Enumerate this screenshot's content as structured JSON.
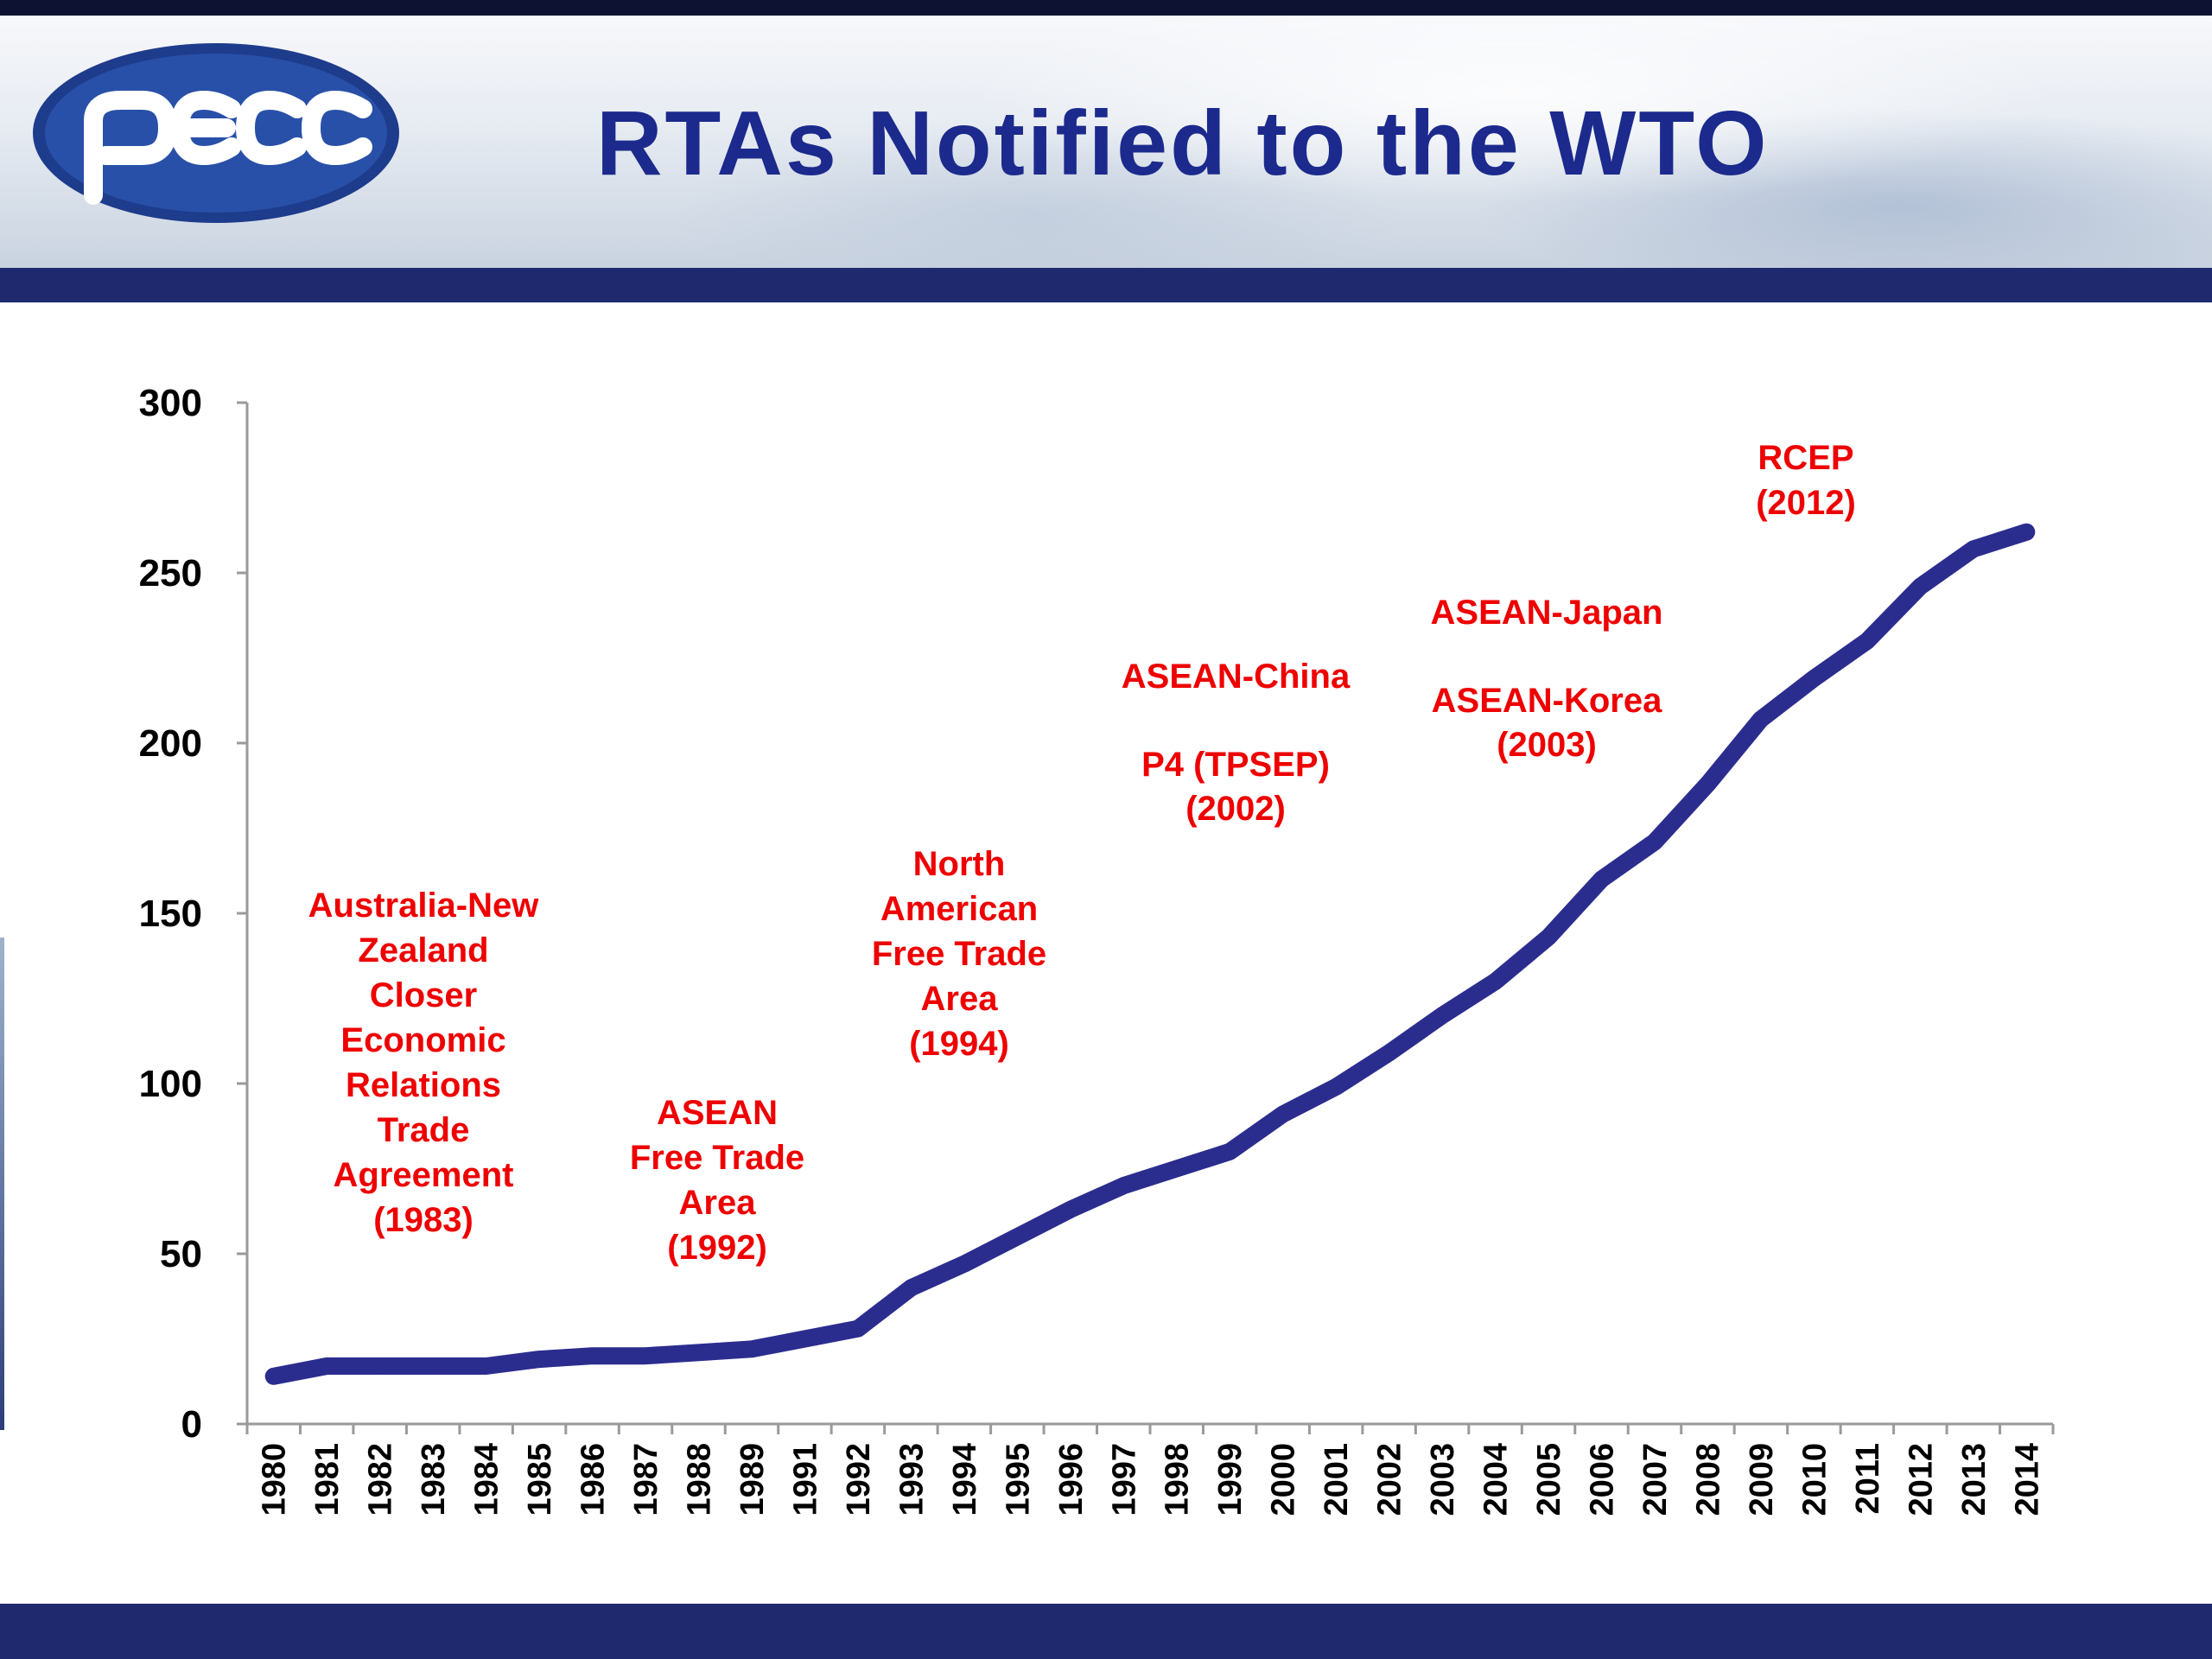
{
  "slide": {
    "title": "RTAs Notified to the WTO",
    "logo_text": "pecc"
  },
  "colors": {
    "title": "#1b2a8c",
    "line": "#2b2d8e",
    "annotation": "#ee0000",
    "band": "#1f2a6e"
  },
  "annotations": [
    {
      "id": "anzcerta",
      "text": "Australia-New\nZealand\nCloser\nEconomic\nRelations\nTrade\nAgreement\n(1983)"
    },
    {
      "id": "afta",
      "text": "ASEAN\nFree Trade\nArea\n(1992)"
    },
    {
      "id": "nafta",
      "text": "North\nAmerican\nFree Trade\nArea\n(1994)"
    },
    {
      "id": "asean-china",
      "text": "ASEAN-China\n\nP4 (TPSEP)\n(2002)"
    },
    {
      "id": "asean-japan-korea",
      "text": "ASEAN-Japan\n\nASEAN-Korea\n(2003)"
    },
    {
      "id": "rcep",
      "text": "RCEP\n(2012)"
    }
  ],
  "chart_data": {
    "type": "line",
    "title": "RTAs Notified to the WTO",
    "xlabel": "",
    "ylabel": "",
    "ylim": [
      0,
      300
    ],
    "yticks": [
      "0",
      "50",
      "100",
      "150",
      "200",
      "250",
      "300"
    ],
    "grid": false,
    "legend": "none",
    "categories": [
      "1980",
      "1981",
      "1982",
      "1983",
      "1984",
      "1985",
      "1986",
      "1987",
      "1988",
      "1989",
      "1991",
      "1992",
      "1993",
      "1994",
      "1995",
      "1996",
      "1997",
      "1998",
      "1999",
      "2000",
      "2001",
      "2002",
      "2003",
      "2004",
      "2005",
      "2006",
      "2007",
      "2008",
      "2009",
      "2010",
      "2011",
      "2012",
      "2013",
      "2014"
    ],
    "series": [
      {
        "values": [
          14,
          17,
          17,
          17,
          17,
          19,
          20,
          20,
          21,
          22,
          25,
          28,
          40,
          47,
          55,
          63,
          70,
          75,
          80,
          91,
          99,
          109,
          120,
          130,
          143,
          160,
          171,
          188,
          207,
          219,
          230,
          246,
          257,
          262
        ]
      }
    ]
  }
}
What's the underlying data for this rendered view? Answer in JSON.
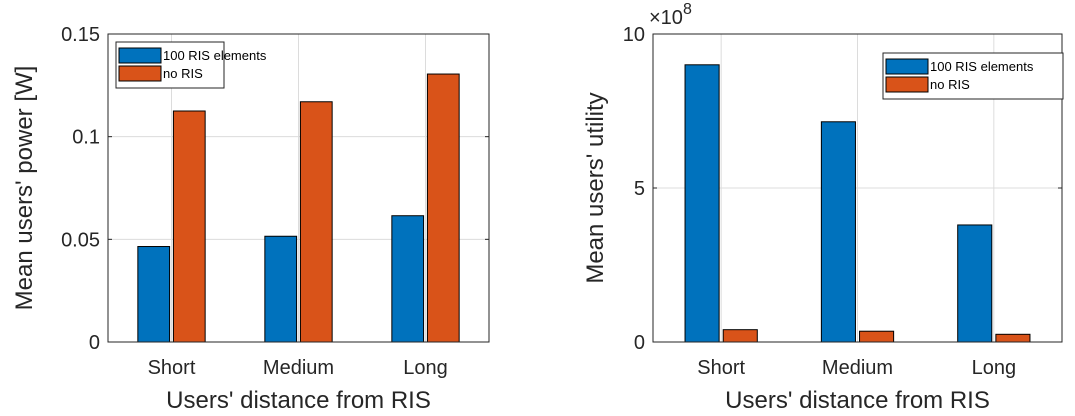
{
  "chart_data": [
    {
      "type": "bar",
      "categories": [
        "Short",
        "Medium",
        "Long"
      ],
      "series": [
        {
          "name": "100 RIS elements",
          "values": [
            0.0465,
            0.0515,
            0.0615
          ],
          "color": "#0072BD"
        },
        {
          "name": "no RIS",
          "values": [
            0.1125,
            0.117,
            0.1305
          ],
          "color": "#D95319"
        }
      ],
      "xlabel": "Users' distance from RIS",
      "ylabel": "Mean users' power [W]",
      "ylim": [
        0,
        0.15
      ],
      "yticks": [
        0,
        0.05,
        0.1,
        0.15
      ],
      "ytick_labels": [
        "0",
        "0.05",
        "0.1",
        "0.15"
      ],
      "grid": true,
      "legend_position": "top-left"
    },
    {
      "type": "bar",
      "categories": [
        "Short",
        "Medium",
        "Long"
      ],
      "series": [
        {
          "name": "100 RIS elements",
          "values": [
            900000000,
            715000000,
            380000000
          ],
          "color": "#0072BD"
        },
        {
          "name": "no RIS",
          "values": [
            40000000,
            35000000,
            25000000
          ],
          "color": "#D95319"
        }
      ],
      "xlabel": "Users' distance from RIS",
      "ylabel": "Mean users' utility",
      "ylim": [
        0,
        1000000000
      ],
      "yticks": [
        0,
        500000000,
        1000000000
      ],
      "ytick_labels": [
        "0",
        "5",
        "10"
      ],
      "exponent_label": "×10",
      "exponent_power": "8",
      "grid": true,
      "legend_position": "top-right"
    }
  ]
}
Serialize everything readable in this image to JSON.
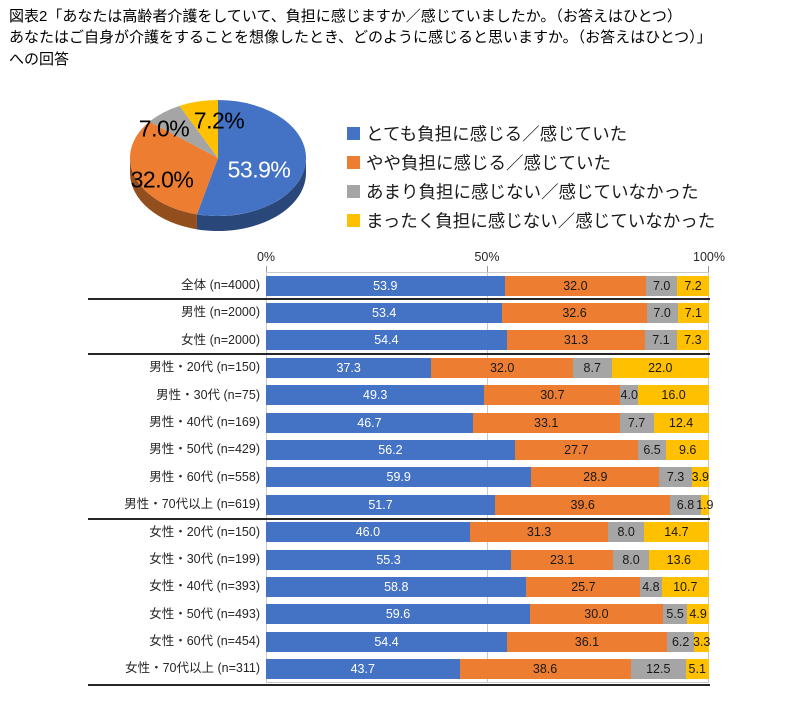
{
  "title": "図表2「あなたは高齢者介護をしていて、負担に感じますか／感じていましたか。（お答えはひとつ）\nあなたはご自身が介護をすることを想像したとき、どのように感じると思いますか。（お答えはひとつ）」\nへの回答",
  "colors": {
    "blue": "#4472C4",
    "orange": "#ED7D31",
    "gray": "#A5A5A5",
    "yellow": "#FFC000"
  },
  "legend": {
    "items": [
      {
        "label": "とても負担に感じる／感じていた",
        "color": "blue"
      },
      {
        "label": "やや負担に感じる／感じていた",
        "color": "orange"
      },
      {
        "label": "あまり負担に感じない／感じていなかった",
        "color": "gray"
      },
      {
        "label": "まったく負担に感じない／感じていなかった",
        "color": "yellow"
      }
    ]
  },
  "pie": {
    "display_labels": [
      "53.9%",
      "32.0%",
      "7.0%",
      "7.2%"
    ]
  },
  "axis": {
    "ticks": [
      "0%",
      "50%",
      "100%"
    ]
  },
  "chart_data": [
    {
      "type": "pie",
      "labels": [
        "とても負担に感じる／感じていた",
        "やや負担に感じる／感じていた",
        "あまり負担に感じない／感じていなかった",
        "まったく負担に感じない／感じていなかった"
      ],
      "values": [
        53.9,
        32.0,
        7.0,
        7.2
      ],
      "unit": "%",
      "style": "3d",
      "start_angle_deg": 0,
      "direction": "clockwise",
      "legend_position": "right"
    },
    {
      "type": "bar",
      "orientation": "horizontal",
      "stacked": true,
      "xlim": [
        0,
        100
      ],
      "x_ticks": [
        "0%",
        "50%",
        "100%"
      ],
      "grid": "vertical-at-0-50-100",
      "categories": [
        "全体 (n=4000)",
        "男性 (n=2000)",
        "女性 (n=2000)",
        "男性・20代 (n=150)",
        "男性・30代 (n=75)",
        "男性・40代 (n=169)",
        "男性・50代 (n=429)",
        "男性・60代 (n=558)",
        "男性・70代以上 (n=619)",
        "女性・20代 (n=150)",
        "女性・30代 (n=199)",
        "女性・40代 (n=393)",
        "女性・50代 (n=493)",
        "女性・60代 (n=454)",
        "女性・70代以上 (n=311)"
      ],
      "series": [
        {
          "name": "とても負担に感じる／感じていた",
          "color": "blue",
          "values": [
            53.9,
            53.4,
            54.4,
            37.3,
            49.3,
            46.7,
            56.2,
            59.9,
            51.7,
            46.0,
            55.3,
            58.8,
            59.6,
            54.4,
            43.7
          ]
        },
        {
          "name": "やや負担に感じる／感じていた",
          "color": "orange",
          "values": [
            32.0,
            32.6,
            31.3,
            32.0,
            30.7,
            33.1,
            27.7,
            28.9,
            39.6,
            31.3,
            23.1,
            25.7,
            30.0,
            36.1,
            38.6
          ]
        },
        {
          "name": "あまり負担に感じない／感じていなかった",
          "color": "gray",
          "values": [
            7.0,
            7.0,
            7.1,
            8.7,
            4.0,
            7.7,
            6.5,
            7.3,
            6.8,
            8.0,
            8.0,
            4.8,
            5.5,
            6.2,
            12.5
          ]
        },
        {
          "name": "まったく負担に感じない／感じていなかった",
          "color": "yellow",
          "values": [
            7.2,
            7.1,
            7.3,
            22.0,
            16.0,
            12.4,
            9.6,
            3.9,
            1.9,
            14.7,
            13.6,
            10.7,
            4.9,
            3.3,
            5.1
          ]
        }
      ],
      "group_separators_after_rows": [
        1,
        3,
        9,
        15
      ]
    }
  ]
}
______
Only the number is wanted: how many lines of the data contain the word "あまり負担に感じない"?

Full response
3